- _GOAL_
Turn the lines from the very first one through the line containing "panel-3-subtitle: And Labour's", both included, into a numbered list, leaving out any blank lines. Give only those lines.

- _RECORDS SUPPLIED_
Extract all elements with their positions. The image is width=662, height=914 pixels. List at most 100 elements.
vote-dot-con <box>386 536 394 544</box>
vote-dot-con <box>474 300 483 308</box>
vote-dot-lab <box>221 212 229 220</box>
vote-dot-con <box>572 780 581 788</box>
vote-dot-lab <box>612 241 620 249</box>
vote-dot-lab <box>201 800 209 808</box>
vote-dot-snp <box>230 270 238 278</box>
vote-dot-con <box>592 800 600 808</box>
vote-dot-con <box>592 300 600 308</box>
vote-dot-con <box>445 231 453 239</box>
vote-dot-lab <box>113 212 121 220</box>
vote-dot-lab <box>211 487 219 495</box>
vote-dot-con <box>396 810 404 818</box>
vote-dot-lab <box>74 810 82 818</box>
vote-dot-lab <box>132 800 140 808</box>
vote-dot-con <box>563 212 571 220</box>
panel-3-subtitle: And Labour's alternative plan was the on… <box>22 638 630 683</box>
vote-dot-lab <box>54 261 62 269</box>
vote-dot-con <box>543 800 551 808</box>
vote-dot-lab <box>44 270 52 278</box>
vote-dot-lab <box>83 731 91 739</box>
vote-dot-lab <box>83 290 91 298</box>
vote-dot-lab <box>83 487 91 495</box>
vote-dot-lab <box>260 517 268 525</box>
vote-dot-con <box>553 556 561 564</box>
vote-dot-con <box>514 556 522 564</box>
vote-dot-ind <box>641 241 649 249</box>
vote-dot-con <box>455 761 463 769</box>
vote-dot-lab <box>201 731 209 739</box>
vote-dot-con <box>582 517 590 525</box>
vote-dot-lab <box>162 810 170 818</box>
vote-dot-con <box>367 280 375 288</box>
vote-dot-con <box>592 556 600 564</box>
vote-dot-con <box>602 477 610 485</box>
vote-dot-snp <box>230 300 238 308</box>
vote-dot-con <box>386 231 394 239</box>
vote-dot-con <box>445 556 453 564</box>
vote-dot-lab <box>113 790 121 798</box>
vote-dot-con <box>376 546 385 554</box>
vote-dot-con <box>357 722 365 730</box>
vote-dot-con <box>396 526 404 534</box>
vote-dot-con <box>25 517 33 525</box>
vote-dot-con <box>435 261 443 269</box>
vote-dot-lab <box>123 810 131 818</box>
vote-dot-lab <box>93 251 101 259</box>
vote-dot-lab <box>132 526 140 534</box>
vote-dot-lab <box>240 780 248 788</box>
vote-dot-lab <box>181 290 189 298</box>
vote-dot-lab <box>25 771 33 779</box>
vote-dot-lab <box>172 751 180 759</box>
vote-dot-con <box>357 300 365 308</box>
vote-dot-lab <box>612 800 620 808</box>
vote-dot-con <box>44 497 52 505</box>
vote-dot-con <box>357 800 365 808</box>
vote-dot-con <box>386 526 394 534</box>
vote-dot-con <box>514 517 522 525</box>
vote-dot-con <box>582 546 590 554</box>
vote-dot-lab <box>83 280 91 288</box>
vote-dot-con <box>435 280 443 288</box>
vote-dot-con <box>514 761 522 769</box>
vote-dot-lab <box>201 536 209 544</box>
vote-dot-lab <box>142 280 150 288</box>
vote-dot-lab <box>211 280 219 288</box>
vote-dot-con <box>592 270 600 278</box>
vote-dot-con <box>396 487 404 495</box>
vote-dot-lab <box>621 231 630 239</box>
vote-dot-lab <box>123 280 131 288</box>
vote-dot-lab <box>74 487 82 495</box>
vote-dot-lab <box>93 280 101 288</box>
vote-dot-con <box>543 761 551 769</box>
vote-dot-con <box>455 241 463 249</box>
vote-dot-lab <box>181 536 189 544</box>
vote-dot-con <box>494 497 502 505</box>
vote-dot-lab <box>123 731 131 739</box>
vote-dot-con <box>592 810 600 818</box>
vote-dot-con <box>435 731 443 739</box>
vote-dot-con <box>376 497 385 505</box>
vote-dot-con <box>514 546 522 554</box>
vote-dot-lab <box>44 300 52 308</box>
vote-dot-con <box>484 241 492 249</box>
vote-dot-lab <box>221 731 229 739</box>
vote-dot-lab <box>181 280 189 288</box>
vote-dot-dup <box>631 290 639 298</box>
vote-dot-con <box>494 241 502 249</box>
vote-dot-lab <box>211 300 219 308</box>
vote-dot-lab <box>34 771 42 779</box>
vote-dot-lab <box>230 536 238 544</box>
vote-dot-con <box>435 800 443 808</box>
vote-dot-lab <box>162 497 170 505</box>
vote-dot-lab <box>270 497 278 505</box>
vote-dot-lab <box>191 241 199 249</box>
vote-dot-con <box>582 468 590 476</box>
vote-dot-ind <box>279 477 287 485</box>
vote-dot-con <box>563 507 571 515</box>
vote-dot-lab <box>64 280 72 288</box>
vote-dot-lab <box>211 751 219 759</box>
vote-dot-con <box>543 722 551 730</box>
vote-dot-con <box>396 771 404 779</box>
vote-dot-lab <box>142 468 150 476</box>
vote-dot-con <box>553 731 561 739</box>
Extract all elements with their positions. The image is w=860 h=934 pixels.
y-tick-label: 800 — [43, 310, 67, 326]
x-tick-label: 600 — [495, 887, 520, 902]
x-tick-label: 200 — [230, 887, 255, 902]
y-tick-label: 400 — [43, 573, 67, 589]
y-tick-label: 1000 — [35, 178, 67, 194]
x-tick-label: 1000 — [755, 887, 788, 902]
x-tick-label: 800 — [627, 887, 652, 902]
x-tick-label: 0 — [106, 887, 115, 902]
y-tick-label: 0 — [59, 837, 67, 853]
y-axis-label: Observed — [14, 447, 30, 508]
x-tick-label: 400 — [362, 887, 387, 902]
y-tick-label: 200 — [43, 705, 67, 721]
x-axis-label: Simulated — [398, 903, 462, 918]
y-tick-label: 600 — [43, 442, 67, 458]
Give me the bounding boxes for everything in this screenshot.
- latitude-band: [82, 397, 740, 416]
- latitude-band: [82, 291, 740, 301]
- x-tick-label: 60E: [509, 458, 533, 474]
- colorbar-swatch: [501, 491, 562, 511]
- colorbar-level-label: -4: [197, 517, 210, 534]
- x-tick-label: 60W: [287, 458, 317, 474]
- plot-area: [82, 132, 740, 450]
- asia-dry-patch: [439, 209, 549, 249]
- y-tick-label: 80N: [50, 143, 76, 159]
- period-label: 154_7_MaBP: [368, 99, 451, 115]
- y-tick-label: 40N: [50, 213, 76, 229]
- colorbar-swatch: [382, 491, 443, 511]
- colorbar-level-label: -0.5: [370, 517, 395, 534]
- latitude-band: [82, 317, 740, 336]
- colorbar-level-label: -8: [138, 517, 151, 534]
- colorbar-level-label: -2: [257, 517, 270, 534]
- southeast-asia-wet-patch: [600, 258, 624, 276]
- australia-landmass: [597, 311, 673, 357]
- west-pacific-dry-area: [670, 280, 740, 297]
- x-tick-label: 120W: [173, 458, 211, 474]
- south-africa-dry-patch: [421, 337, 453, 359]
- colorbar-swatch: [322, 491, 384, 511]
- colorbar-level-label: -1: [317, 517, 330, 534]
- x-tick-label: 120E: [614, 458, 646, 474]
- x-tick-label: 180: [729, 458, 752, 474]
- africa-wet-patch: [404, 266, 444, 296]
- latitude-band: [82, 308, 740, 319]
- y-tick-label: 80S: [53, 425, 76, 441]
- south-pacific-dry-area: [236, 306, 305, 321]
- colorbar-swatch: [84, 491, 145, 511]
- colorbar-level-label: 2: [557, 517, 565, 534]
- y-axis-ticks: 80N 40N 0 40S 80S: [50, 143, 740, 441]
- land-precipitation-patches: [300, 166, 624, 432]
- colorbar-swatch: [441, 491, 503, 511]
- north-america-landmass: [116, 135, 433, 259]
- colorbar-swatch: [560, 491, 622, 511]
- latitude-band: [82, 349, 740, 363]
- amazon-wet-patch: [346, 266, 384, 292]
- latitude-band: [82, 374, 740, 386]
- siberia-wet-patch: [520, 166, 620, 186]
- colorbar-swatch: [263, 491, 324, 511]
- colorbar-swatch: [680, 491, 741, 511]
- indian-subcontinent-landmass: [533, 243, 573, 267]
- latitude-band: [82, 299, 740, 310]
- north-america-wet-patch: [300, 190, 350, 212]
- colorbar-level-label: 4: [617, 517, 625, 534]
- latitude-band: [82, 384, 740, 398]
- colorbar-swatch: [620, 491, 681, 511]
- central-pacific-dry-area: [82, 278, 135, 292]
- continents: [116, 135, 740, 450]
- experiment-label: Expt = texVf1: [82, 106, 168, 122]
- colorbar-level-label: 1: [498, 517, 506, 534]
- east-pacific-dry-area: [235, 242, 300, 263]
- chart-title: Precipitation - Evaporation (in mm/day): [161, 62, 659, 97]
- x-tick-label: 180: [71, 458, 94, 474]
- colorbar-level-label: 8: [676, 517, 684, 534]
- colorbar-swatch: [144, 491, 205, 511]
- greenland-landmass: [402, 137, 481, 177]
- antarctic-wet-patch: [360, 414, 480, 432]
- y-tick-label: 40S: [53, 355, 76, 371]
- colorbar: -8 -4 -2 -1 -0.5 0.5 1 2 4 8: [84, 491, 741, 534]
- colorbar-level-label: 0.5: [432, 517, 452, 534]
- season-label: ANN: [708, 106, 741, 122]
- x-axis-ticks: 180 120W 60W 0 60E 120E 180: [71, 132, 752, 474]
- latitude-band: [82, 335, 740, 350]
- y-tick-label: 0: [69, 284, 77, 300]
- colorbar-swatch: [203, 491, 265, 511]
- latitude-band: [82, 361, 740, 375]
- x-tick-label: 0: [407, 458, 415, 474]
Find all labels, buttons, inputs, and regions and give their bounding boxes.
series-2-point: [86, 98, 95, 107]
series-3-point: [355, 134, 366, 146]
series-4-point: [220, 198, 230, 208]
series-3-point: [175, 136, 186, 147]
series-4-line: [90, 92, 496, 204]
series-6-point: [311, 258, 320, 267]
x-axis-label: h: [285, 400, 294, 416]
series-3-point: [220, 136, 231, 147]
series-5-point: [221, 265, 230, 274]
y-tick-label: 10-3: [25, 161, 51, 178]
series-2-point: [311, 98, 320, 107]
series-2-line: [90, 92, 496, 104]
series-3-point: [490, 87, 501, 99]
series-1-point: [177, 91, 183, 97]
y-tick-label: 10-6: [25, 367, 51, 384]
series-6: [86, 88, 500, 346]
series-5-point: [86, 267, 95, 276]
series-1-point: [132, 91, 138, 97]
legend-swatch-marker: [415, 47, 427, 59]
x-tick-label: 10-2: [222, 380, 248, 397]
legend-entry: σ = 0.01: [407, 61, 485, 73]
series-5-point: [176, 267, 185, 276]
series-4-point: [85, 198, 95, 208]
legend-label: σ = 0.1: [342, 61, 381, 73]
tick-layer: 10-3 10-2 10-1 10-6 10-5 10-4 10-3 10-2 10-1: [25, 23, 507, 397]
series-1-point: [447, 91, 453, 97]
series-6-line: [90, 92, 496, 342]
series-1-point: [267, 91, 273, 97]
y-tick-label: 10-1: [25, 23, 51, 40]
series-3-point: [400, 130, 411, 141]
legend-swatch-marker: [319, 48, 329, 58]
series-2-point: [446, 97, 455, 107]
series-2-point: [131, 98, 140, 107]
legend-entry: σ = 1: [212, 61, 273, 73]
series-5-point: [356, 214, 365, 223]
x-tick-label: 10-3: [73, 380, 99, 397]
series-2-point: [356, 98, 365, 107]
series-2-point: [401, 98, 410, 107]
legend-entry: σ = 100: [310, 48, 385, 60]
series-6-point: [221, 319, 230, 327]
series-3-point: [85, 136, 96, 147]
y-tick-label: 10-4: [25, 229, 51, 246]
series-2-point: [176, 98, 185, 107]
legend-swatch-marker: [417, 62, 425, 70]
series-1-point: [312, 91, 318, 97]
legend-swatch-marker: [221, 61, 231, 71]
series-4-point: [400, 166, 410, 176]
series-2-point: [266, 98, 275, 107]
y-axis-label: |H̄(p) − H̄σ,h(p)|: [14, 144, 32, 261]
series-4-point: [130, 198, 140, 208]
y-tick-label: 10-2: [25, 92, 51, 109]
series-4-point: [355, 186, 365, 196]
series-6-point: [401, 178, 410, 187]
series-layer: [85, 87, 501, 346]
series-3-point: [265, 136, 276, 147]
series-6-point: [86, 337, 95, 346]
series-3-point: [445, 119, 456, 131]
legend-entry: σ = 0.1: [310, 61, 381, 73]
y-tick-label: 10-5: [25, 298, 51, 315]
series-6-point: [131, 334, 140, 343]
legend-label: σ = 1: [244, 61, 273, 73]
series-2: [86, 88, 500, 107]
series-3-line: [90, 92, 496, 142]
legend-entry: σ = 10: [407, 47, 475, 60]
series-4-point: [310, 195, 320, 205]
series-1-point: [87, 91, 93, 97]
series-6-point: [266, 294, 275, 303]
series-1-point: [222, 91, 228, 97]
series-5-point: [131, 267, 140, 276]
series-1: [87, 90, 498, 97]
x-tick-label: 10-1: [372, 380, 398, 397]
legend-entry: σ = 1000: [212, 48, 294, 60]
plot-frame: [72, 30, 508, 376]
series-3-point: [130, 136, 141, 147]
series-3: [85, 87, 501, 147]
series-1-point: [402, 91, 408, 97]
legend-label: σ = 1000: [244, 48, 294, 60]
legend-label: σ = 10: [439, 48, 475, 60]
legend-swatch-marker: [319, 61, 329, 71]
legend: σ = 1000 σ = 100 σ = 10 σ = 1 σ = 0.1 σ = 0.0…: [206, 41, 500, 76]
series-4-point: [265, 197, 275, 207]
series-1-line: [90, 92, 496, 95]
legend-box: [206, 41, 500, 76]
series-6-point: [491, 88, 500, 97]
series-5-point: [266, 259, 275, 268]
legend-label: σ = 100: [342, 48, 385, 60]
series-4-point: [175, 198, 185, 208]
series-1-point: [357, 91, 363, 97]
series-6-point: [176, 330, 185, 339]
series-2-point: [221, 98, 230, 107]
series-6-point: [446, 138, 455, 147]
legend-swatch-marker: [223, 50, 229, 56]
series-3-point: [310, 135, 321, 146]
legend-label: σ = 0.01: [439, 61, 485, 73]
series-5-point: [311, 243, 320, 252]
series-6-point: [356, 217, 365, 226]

- _RESPONSE_
1. Extract all elements with their positions. The image is width=662, height=914 pixels. List at most 100 elements.
2. vote-dot-con <box>386 536 394 544</box>
3. vote-dot-con <box>474 300 483 308</box>
4. vote-dot-lab <box>221 212 229 220</box>
5. vote-dot-con <box>572 780 581 788</box>
6. vote-dot-lab <box>612 241 620 249</box>
7. vote-dot-lab <box>201 800 209 808</box>
8. vote-dot-snp <box>230 270 238 278</box>
9. vote-dot-con <box>592 800 600 808</box>
10. vote-dot-con <box>592 300 600 308</box>
11. vote-dot-con <box>445 231 453 239</box>
12. vote-dot-lab <box>113 212 121 220</box>
13. vote-dot-lab <box>211 487 219 495</box>
14. vote-dot-con <box>396 810 404 818</box>
15. vote-dot-lab <box>74 810 82 818</box>
16. vote-dot-lab <box>132 800 140 808</box>
17. vote-dot-con <box>563 212 571 220</box>
18. panel-3-subtitle: And Labour's alternative plan was the on… <box>22 638 630 683</box>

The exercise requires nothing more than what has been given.